▸ **REQUIREMENT**
Select from the data all lines with the word "много".

▸ **EXERCISE INPUT**
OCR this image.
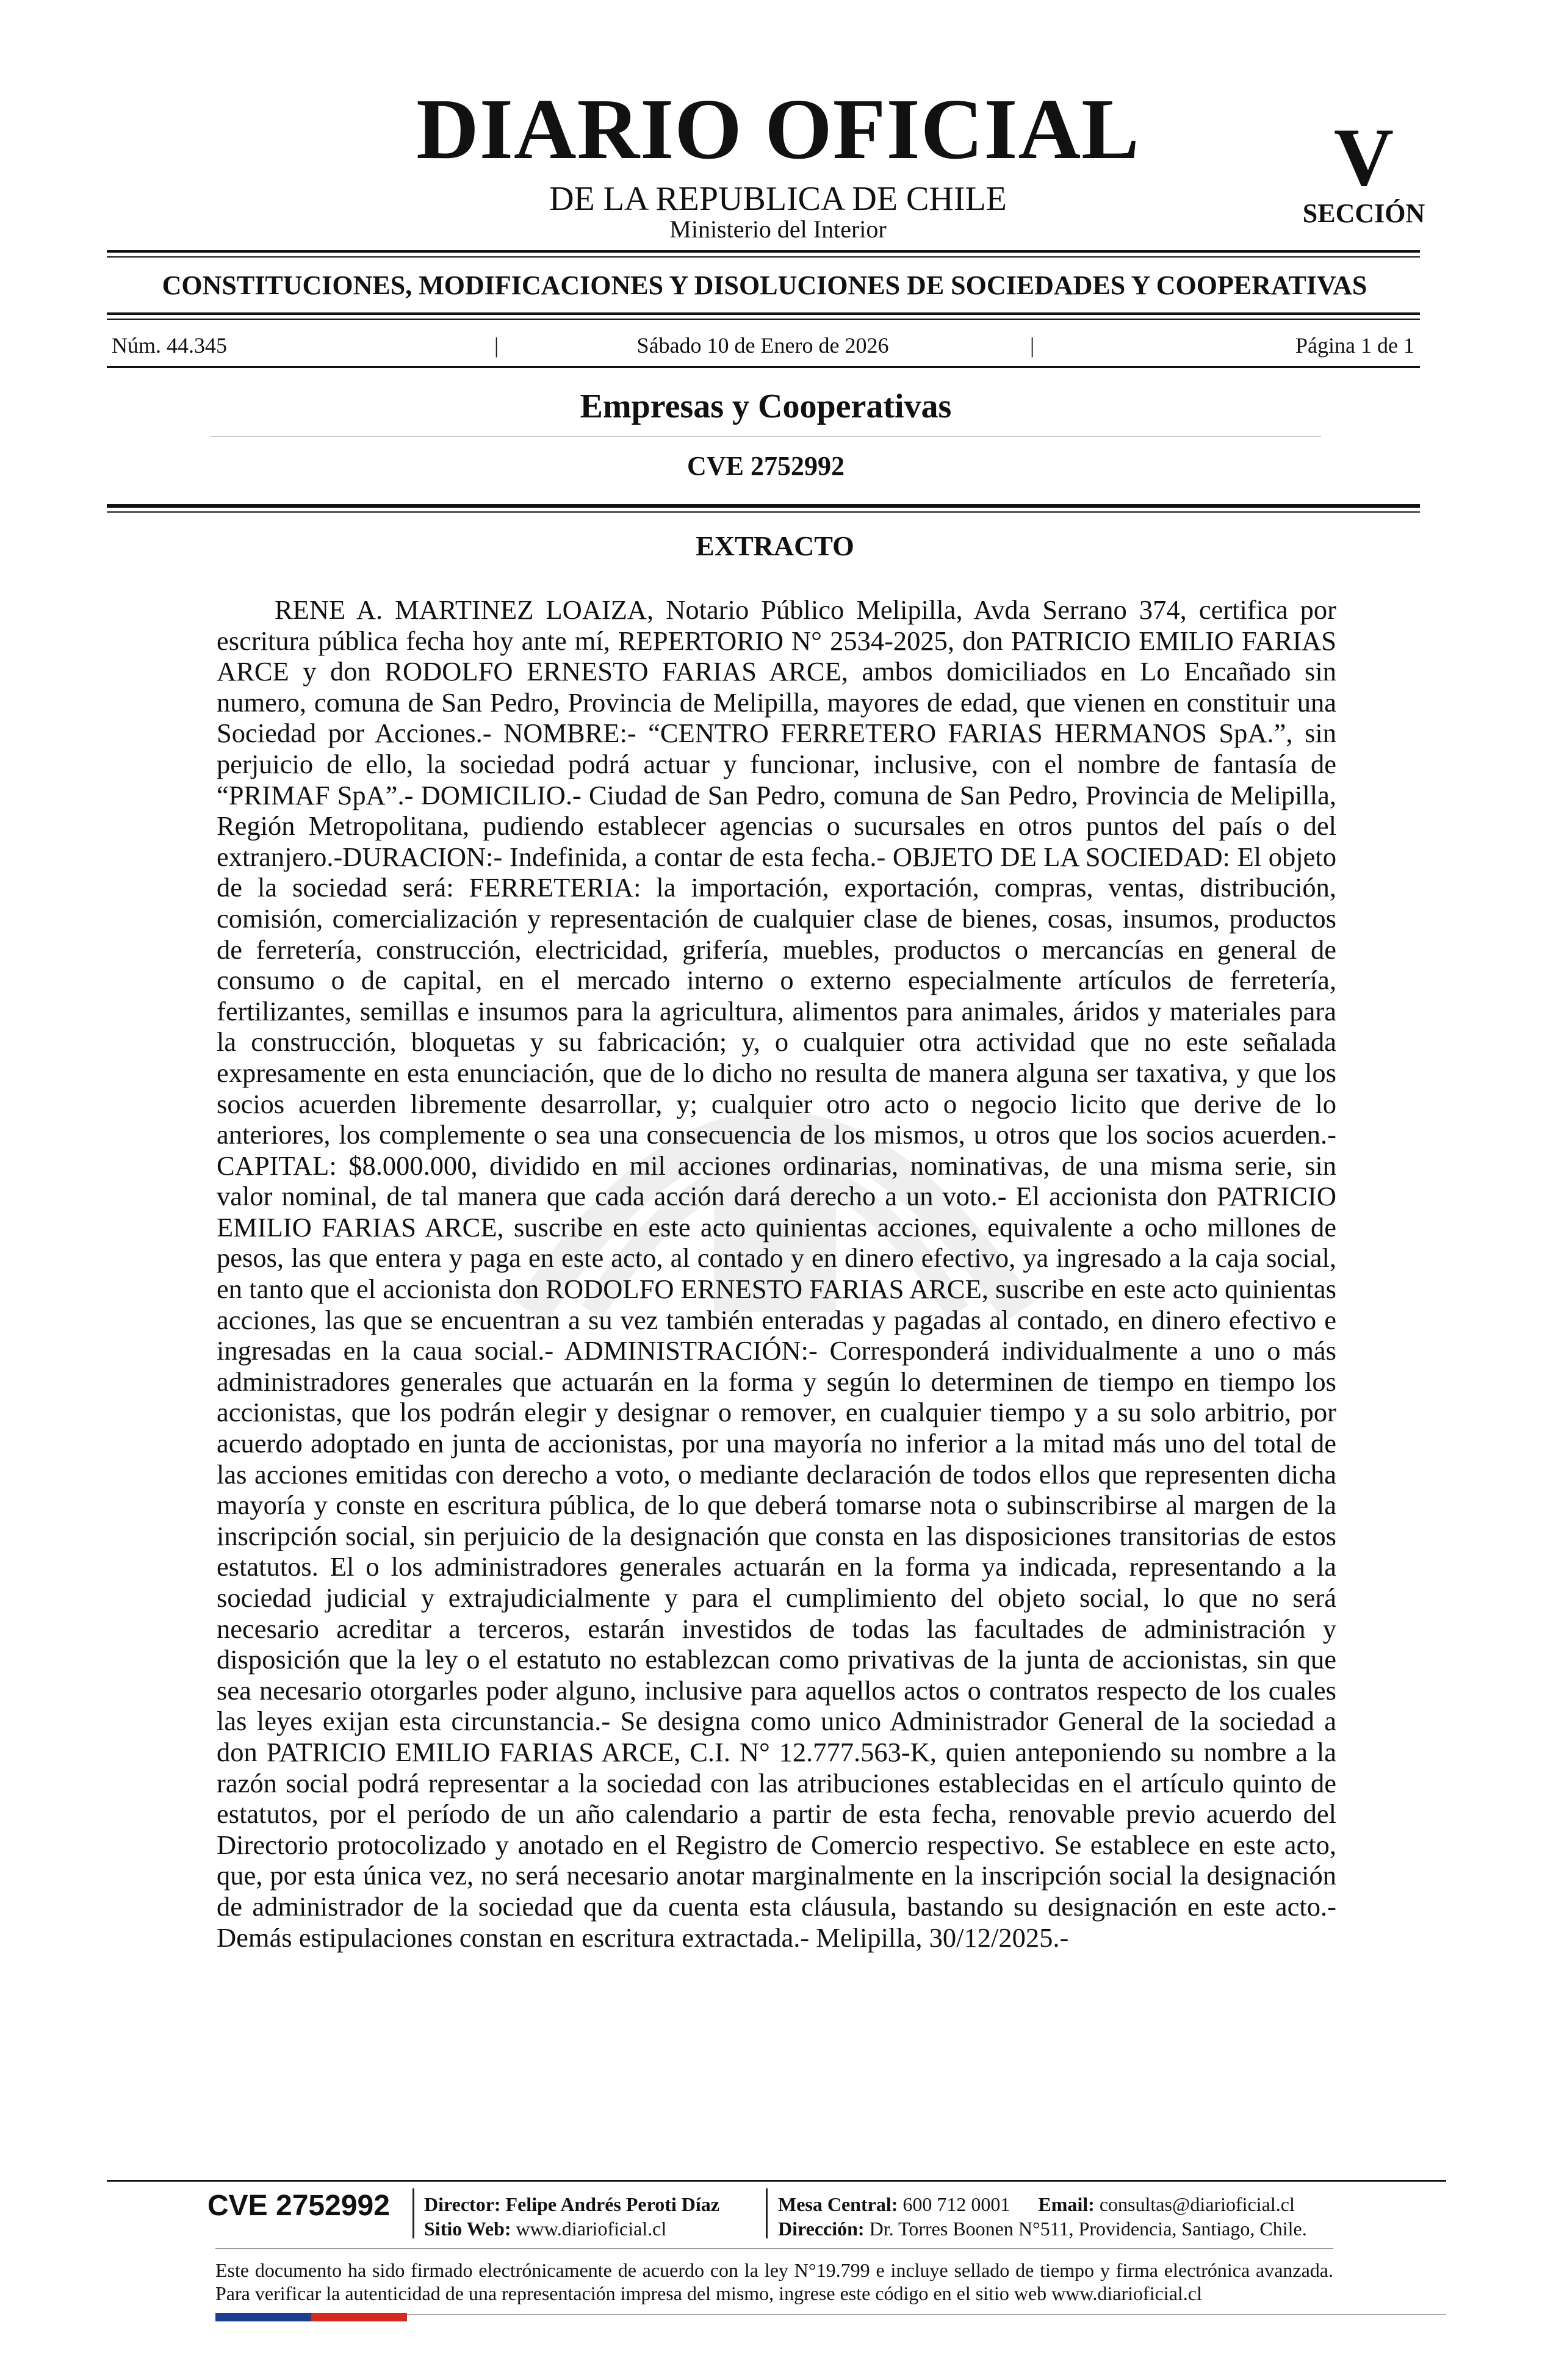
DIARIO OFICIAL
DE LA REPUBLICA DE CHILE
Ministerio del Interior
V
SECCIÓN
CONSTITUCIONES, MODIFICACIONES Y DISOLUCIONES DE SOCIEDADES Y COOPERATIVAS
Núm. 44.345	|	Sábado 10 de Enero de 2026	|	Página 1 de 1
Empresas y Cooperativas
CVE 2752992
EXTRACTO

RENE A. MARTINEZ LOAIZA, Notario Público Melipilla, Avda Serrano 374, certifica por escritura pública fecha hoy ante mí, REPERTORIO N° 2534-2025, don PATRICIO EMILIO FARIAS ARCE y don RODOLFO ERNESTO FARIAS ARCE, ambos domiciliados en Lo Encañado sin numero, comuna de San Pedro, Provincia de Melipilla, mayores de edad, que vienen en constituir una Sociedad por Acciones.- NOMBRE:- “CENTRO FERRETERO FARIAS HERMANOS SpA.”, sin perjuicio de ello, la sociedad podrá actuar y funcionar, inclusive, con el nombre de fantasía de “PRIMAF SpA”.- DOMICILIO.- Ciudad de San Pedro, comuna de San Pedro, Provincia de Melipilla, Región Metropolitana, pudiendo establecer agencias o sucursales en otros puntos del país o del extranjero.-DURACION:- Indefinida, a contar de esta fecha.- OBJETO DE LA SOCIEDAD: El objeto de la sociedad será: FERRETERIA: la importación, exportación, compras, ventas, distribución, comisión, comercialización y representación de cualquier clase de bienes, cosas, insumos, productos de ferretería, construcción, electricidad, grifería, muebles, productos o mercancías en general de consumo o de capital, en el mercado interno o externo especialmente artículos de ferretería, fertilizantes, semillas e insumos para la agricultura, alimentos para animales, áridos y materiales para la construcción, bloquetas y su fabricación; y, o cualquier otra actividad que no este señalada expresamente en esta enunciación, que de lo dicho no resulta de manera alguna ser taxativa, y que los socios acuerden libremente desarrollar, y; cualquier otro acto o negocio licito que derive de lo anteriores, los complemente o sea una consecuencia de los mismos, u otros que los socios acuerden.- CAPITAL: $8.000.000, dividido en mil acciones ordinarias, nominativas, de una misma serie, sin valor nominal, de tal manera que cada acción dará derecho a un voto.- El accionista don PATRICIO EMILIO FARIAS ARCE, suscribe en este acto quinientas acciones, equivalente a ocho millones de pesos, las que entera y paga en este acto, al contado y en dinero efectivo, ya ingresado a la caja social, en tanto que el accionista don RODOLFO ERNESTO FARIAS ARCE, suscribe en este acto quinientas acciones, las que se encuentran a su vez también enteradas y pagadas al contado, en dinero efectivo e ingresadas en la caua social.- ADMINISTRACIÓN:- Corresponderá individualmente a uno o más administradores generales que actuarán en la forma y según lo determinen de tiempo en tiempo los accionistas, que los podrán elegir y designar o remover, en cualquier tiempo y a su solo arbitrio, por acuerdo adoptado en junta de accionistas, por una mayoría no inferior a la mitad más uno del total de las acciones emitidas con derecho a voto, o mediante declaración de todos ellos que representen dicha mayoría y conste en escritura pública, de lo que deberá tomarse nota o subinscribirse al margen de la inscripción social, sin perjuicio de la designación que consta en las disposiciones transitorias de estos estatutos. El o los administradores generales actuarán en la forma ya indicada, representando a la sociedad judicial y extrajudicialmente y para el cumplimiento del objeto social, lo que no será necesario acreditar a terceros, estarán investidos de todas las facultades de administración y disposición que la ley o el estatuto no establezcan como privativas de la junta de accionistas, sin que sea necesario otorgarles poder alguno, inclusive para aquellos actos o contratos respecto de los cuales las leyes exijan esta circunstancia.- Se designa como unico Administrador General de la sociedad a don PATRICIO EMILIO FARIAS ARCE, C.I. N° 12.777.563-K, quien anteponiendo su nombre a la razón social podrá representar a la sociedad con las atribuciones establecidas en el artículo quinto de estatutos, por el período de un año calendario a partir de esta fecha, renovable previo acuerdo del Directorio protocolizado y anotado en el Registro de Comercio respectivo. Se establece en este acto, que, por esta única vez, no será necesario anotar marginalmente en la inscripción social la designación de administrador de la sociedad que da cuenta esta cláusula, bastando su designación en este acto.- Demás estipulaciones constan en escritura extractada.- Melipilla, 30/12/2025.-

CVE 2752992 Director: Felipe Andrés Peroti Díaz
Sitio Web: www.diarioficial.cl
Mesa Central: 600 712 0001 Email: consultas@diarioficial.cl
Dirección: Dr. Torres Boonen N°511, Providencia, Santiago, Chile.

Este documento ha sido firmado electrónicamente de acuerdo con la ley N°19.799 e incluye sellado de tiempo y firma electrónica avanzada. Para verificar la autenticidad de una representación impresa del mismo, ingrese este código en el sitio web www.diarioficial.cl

==

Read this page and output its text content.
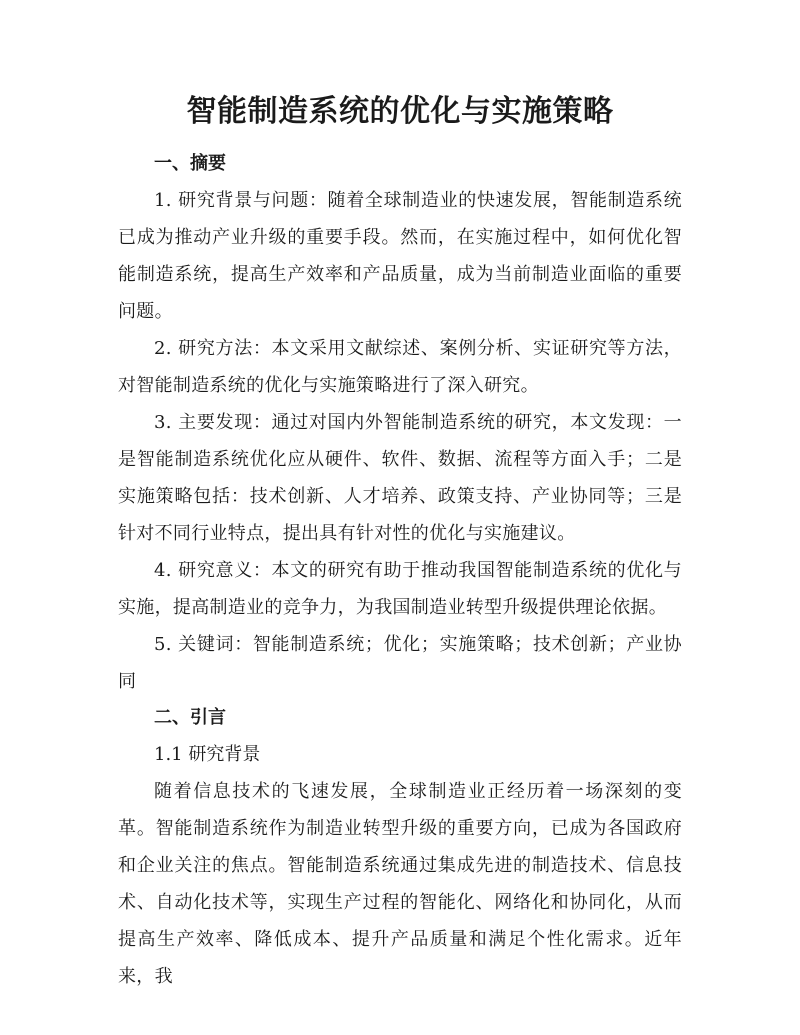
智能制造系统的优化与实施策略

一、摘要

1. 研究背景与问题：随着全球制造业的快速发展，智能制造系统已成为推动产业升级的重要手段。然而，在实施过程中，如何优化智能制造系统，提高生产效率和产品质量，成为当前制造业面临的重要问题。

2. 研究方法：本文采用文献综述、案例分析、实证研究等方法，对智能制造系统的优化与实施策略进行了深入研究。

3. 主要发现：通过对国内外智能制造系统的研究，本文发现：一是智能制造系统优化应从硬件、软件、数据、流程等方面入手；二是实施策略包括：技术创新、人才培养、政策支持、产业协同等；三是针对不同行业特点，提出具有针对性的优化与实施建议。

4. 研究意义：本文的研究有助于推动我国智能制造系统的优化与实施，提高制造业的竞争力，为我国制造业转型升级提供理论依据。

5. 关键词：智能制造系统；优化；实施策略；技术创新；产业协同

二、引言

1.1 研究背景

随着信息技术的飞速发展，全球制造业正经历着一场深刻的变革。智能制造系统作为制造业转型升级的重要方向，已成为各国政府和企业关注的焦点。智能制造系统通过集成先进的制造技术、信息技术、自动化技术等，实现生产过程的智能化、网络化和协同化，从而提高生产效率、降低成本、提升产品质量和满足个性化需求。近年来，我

...

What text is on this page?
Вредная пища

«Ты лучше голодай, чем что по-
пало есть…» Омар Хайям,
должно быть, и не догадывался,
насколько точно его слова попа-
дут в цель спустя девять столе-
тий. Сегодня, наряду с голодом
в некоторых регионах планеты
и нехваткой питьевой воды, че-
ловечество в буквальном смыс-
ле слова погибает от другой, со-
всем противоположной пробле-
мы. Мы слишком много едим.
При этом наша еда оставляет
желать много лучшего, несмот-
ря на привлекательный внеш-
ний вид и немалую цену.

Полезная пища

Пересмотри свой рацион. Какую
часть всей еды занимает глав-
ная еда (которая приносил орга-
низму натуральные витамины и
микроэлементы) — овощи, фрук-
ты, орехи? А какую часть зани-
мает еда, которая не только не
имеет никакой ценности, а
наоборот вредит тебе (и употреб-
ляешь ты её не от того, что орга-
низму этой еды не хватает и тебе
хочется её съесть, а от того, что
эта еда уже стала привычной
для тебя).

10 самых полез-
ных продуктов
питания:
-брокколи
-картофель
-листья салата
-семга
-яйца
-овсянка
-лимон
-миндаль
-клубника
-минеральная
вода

▸ **EXERCISE ANSWER**
мы. Мы слишком много едим.
желать много лучшего, несмот-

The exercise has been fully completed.